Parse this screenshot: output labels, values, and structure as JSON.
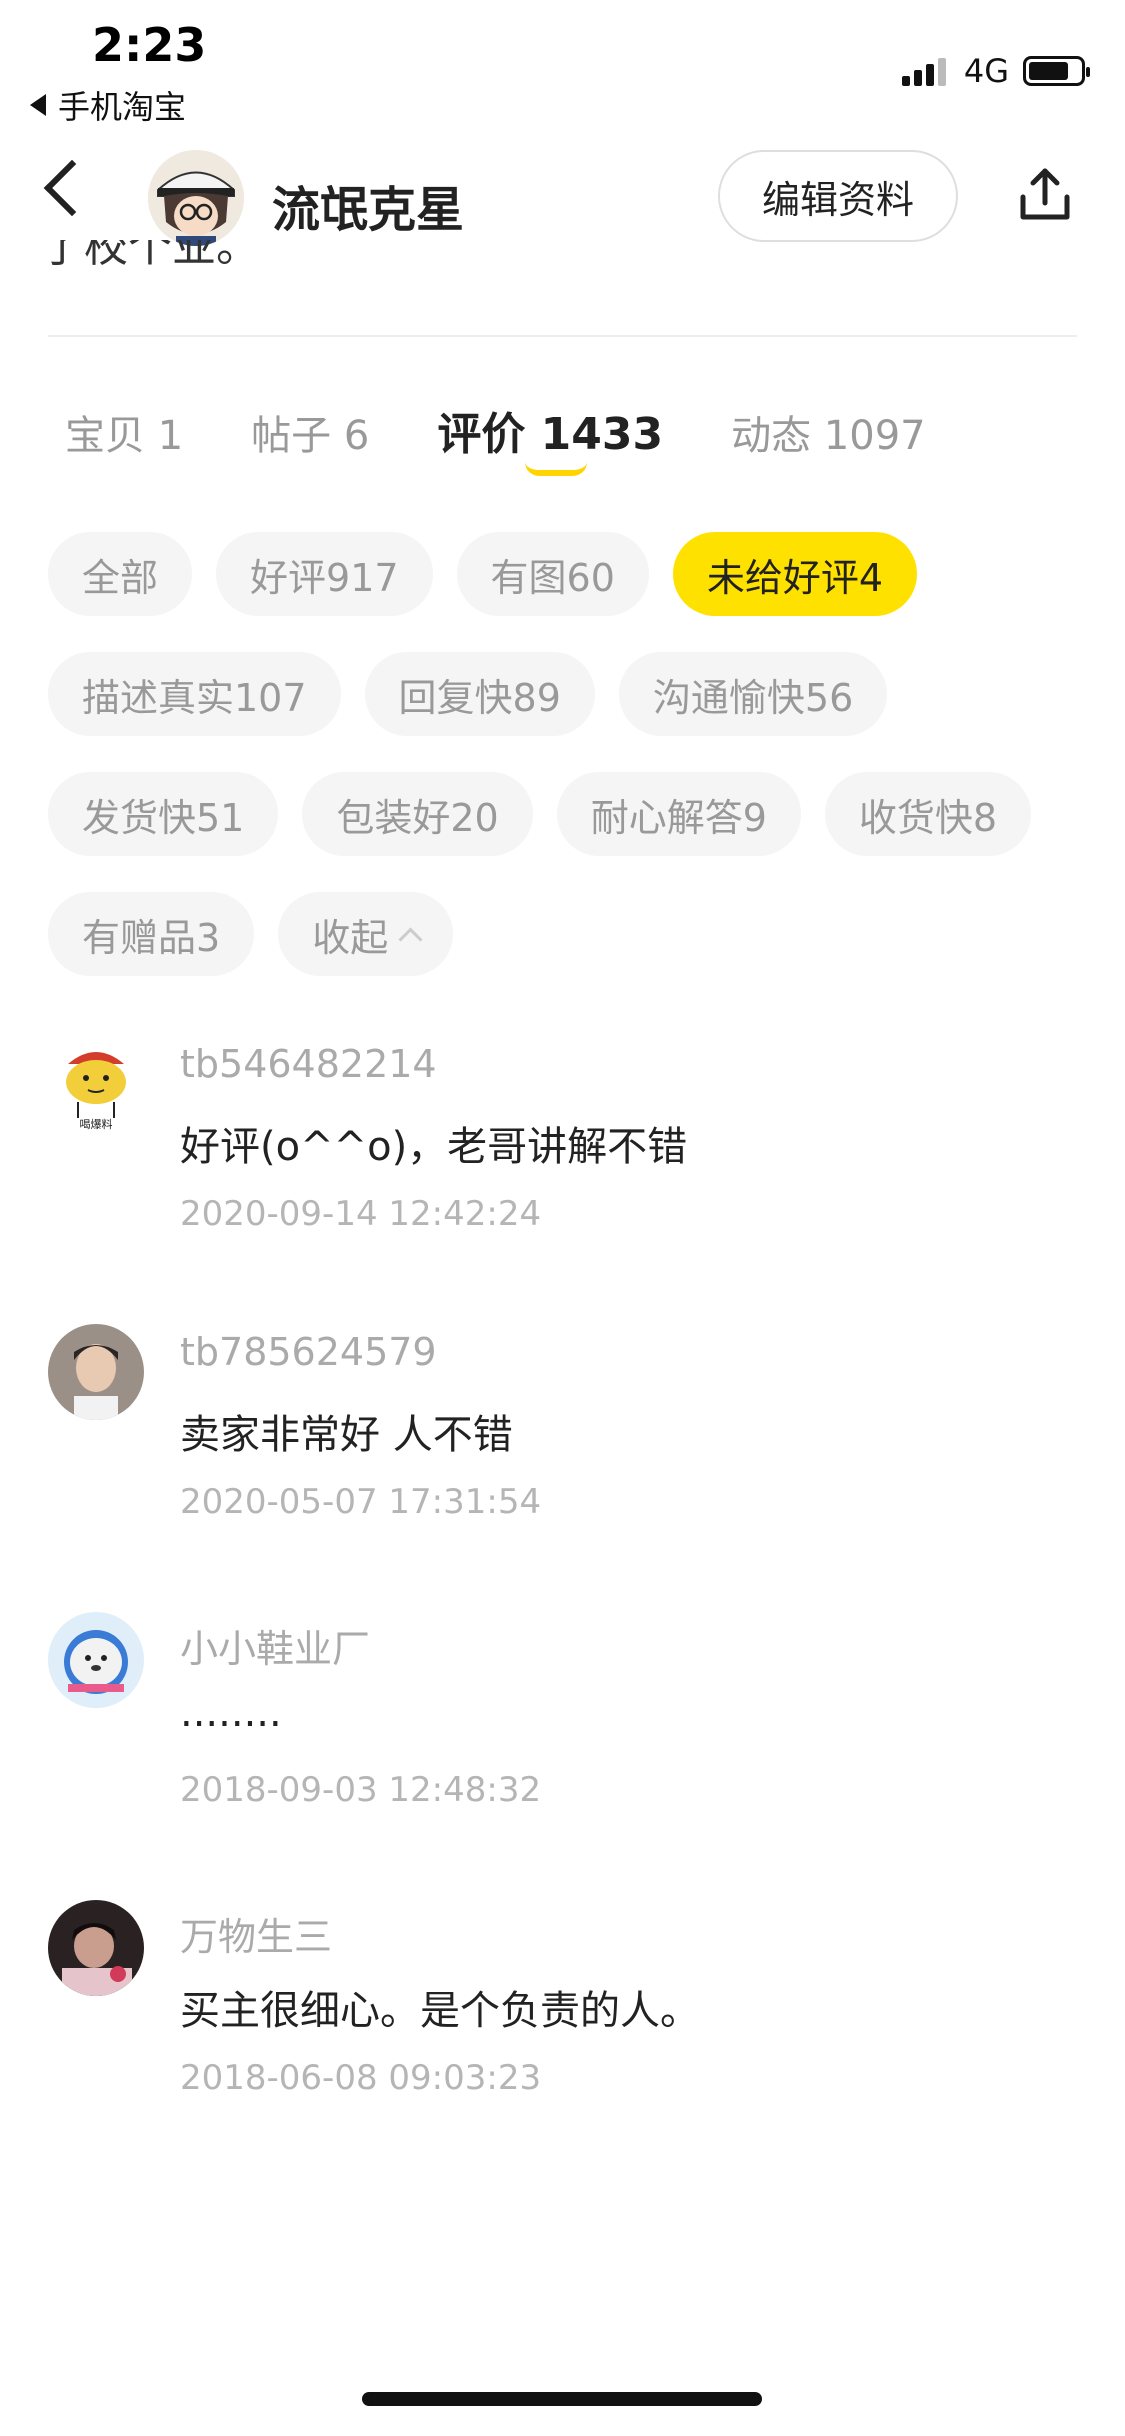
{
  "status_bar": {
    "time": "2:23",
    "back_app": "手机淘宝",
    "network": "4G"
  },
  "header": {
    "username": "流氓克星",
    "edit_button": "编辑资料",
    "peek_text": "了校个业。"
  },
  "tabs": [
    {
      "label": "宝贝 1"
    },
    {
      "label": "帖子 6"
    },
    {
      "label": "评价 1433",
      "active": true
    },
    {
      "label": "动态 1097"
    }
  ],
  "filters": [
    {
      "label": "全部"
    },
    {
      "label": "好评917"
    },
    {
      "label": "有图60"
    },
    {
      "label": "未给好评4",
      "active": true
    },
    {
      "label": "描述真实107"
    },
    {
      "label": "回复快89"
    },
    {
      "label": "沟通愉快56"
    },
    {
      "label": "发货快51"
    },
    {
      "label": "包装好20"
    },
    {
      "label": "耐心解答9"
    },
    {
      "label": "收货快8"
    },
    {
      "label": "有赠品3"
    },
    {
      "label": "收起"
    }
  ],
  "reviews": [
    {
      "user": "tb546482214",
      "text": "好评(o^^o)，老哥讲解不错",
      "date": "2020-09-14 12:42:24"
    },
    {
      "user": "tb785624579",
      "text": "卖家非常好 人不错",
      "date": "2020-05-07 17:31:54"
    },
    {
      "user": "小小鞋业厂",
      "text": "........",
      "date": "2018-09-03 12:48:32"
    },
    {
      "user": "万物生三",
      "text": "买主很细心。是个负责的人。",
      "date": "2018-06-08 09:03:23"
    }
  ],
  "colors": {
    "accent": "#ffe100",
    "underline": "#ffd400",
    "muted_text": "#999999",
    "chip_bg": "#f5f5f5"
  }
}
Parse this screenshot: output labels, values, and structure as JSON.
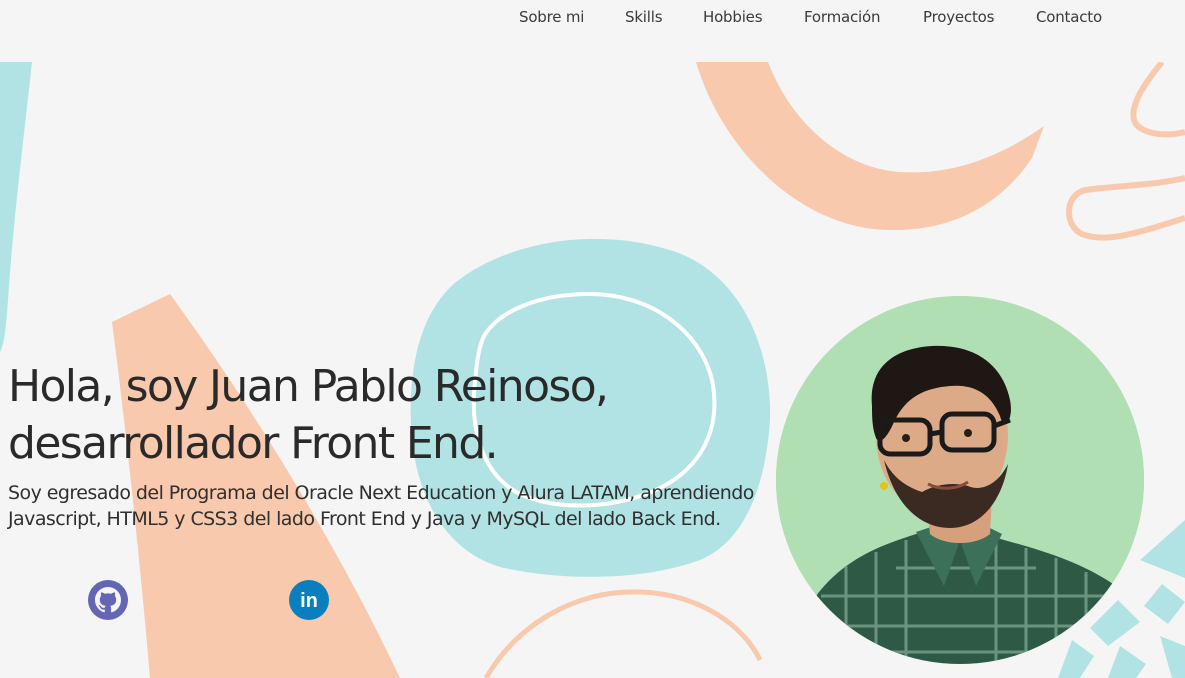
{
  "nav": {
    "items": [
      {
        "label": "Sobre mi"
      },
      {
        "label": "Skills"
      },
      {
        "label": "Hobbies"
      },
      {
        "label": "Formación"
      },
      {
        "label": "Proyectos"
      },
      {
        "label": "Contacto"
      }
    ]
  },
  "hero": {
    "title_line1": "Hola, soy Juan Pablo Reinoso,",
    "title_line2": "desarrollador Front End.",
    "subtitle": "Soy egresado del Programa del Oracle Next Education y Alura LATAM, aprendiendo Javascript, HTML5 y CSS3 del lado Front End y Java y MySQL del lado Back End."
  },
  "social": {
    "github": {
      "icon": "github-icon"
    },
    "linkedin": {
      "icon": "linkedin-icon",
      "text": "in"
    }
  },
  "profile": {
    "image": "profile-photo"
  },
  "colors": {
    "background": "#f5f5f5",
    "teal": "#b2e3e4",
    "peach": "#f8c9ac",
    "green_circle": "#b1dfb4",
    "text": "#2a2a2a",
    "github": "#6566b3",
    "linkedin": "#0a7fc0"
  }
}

What is needed
Quote each entry above verbatim and drop the pictures.

Answer
Parse this screenshot: output labels, values, and structure as JSON.
{
  "status_bar": {
    "time": "2:23",
    "back_app": "手机淘宝",
    "network": "4G"
  },
  "header": {
    "username": "流氓克星",
    "edit_button": "编辑资料",
    "peek_text": "了校个业。"
  },
  "tabs": [
    {
      "label": "宝贝 1"
    },
    {
      "label": "帖子 6"
    },
    {
      "label": "评价 1433",
      "active": true
    },
    {
      "label": "动态 1097"
    }
  ],
  "filters": [
    {
      "label": "全部"
    },
    {
      "label": "好评917"
    },
    {
      "label": "有图60"
    },
    {
      "label": "未给好评4",
      "active": true
    },
    {
      "label": "描述真实107"
    },
    {
      "label": "回复快89"
    },
    {
      "label": "沟通愉快56"
    },
    {
      "label": "发货快51"
    },
    {
      "label": "包装好20"
    },
    {
      "label": "耐心解答9"
    },
    {
      "label": "收货快8"
    },
    {
      "label": "有赠品3"
    },
    {
      "label": "收起"
    }
  ],
  "reviews": [
    {
      "user": "tb546482214",
      "text": "好评(o^^o)，老哥讲解不错",
      "date": "2020-09-14 12:42:24"
    },
    {
      "user": "tb785624579",
      "text": "卖家非常好 人不错",
      "date": "2020-05-07 17:31:54"
    },
    {
      "user": "小小鞋业厂",
      "text": "........",
      "date": "2018-09-03 12:48:32"
    },
    {
      "user": "万物生三",
      "text": "买主很细心。是个负责的人。",
      "date": "2018-06-08 09:03:23"
    }
  ],
  "colors": {
    "accent": "#ffe100",
    "underline": "#ffd400",
    "muted_text": "#999999",
    "chip_bg": "#f5f5f5"
  }
}
Parse this screenshot: output labels, values, and structure as JSON.
{
  "nav": {
    "items": [
      {
        "label": "Sobre mi"
      },
      {
        "label": "Skills"
      },
      {
        "label": "Hobbies"
      },
      {
        "label": "Formación"
      },
      {
        "label": "Proyectos"
      },
      {
        "label": "Contacto"
      }
    ]
  },
  "hero": {
    "title_line1": "Hola, soy Juan Pablo Reinoso,",
    "title_line2": "desarrollador Front End.",
    "subtitle": "Soy egresado del Programa del Oracle Next Education y Alura LATAM, aprendiendo Javascript, HTML5 y CSS3 del lado Front End y Java y MySQL del lado Back End."
  },
  "social": {
    "github": {
      "icon": "github-icon"
    },
    "linkedin": {
      "icon": "linkedin-icon",
      "text": "in"
    }
  },
  "profile": {
    "image": "profile-photo"
  },
  "colors": {
    "background": "#f5f5f5",
    "teal": "#b2e3e4",
    "peach": "#f8c9ac",
    "green_circle": "#b1dfb4",
    "text": "#2a2a2a",
    "github": "#6566b3",
    "linkedin": "#0a7fc0"
  }
}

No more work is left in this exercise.